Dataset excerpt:

━━━━━━━━━━━━━━━━━━━━━━━━━━━━━━

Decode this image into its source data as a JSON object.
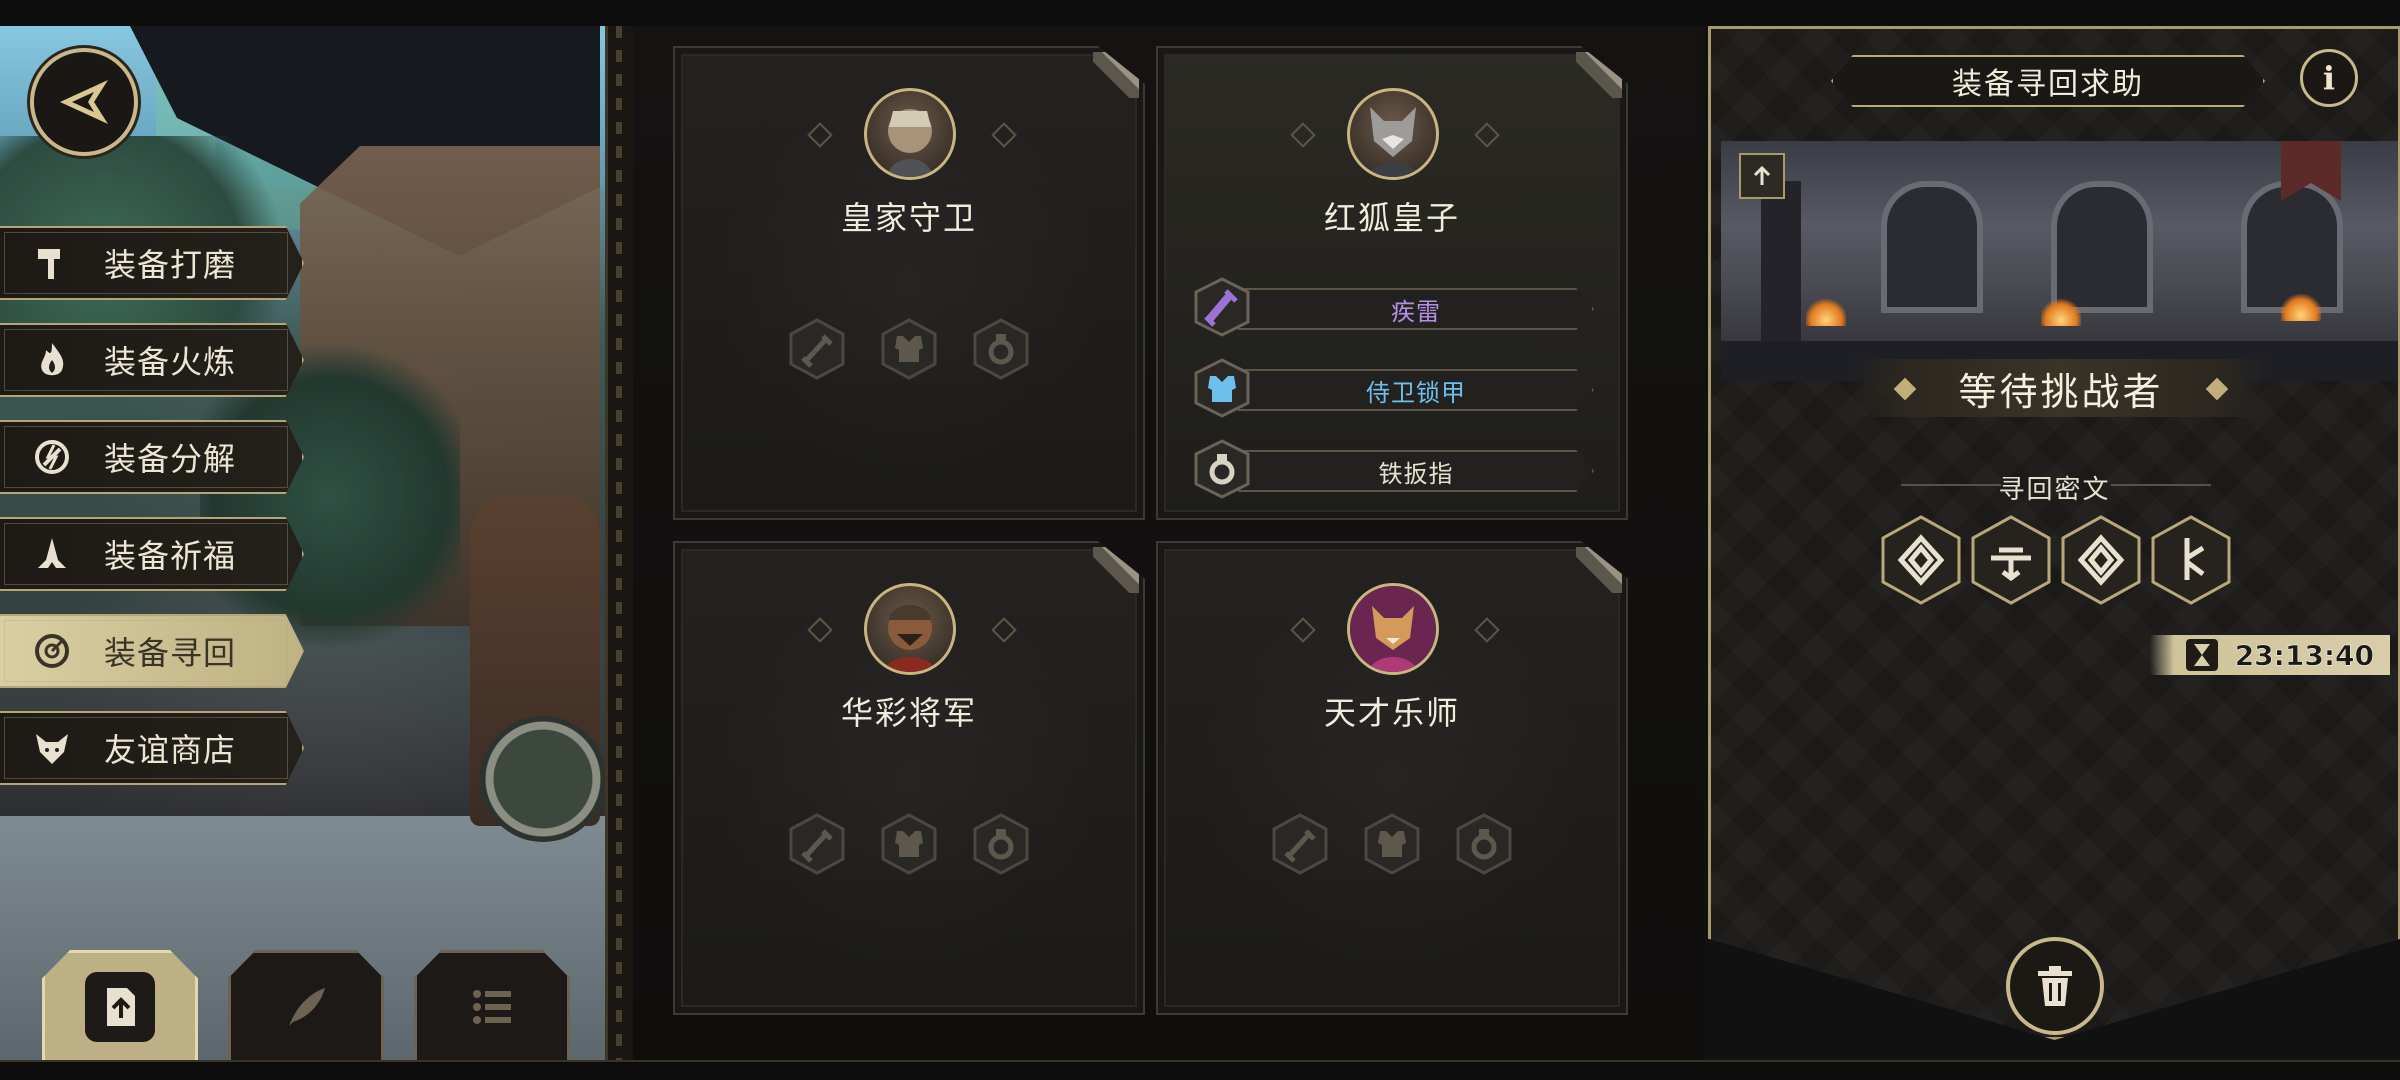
{
  "menu": {
    "items": [
      {
        "label": "装备打磨",
        "icon": "hammer-icon",
        "active": false
      },
      {
        "label": "装备火炼",
        "icon": "flame-icon",
        "active": false
      },
      {
        "label": "装备分解",
        "icon": "decompose-icon",
        "active": false
      },
      {
        "label": "装备祈福",
        "icon": "pray-icon",
        "active": false
      },
      {
        "label": "装备寻回",
        "icon": "recover-icon",
        "active": true
      },
      {
        "label": "友谊商店",
        "icon": "fox-icon",
        "active": false
      }
    ]
  },
  "bottom_buttons": [
    {
      "icon": "upload-icon",
      "active": true
    },
    {
      "icon": "quill-icon",
      "active": false
    },
    {
      "icon": "list-icon",
      "active": false
    }
  ],
  "cards": [
    {
      "name": "皇家守卫",
      "has_equipment": false
    },
    {
      "name": "红狐皇子",
      "has_equipment": true,
      "equipment": [
        {
          "name": "疾雷",
          "icon": "sword-icon",
          "color": "#b58ee6"
        },
        {
          "name": "侍卫锁甲",
          "icon": "armor-icon",
          "color": "#6cc0ea"
        },
        {
          "name": "铁扳指",
          "icon": "ring-icon",
          "color": "#e8e1cf"
        }
      ]
    },
    {
      "name": "华彩将军",
      "has_equipment": false
    },
    {
      "name": "天才乐师",
      "has_equipment": false
    }
  ],
  "right_panel": {
    "title": "装备寻回求助",
    "info_label": "i",
    "status": "等待挑战者",
    "cipher_title": "寻回密文",
    "runes": [
      "rune-spiral-icon",
      "rune-cross-icon",
      "rune-spiral-icon",
      "rune-branch-icon"
    ],
    "timer": "23:13:40"
  },
  "colors": {
    "gold": "#c9b98a",
    "epic": "#b58ee6",
    "rare": "#6cc0ea"
  }
}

━━━━━━━━━━━━━━━━━━━━━━━━━━━━━━

Task to carry out. Collect the complete line wherever the string "name" appears in the records.

Response for this exercise.
      "name": "皇家守卫",
      "name": "红狐皇子",
          "name": "疾雷",
          "name": "侍卫锁甲",
          "name": "铁扳指",
      "name": "华彩将军",
      "name": "天才乐师",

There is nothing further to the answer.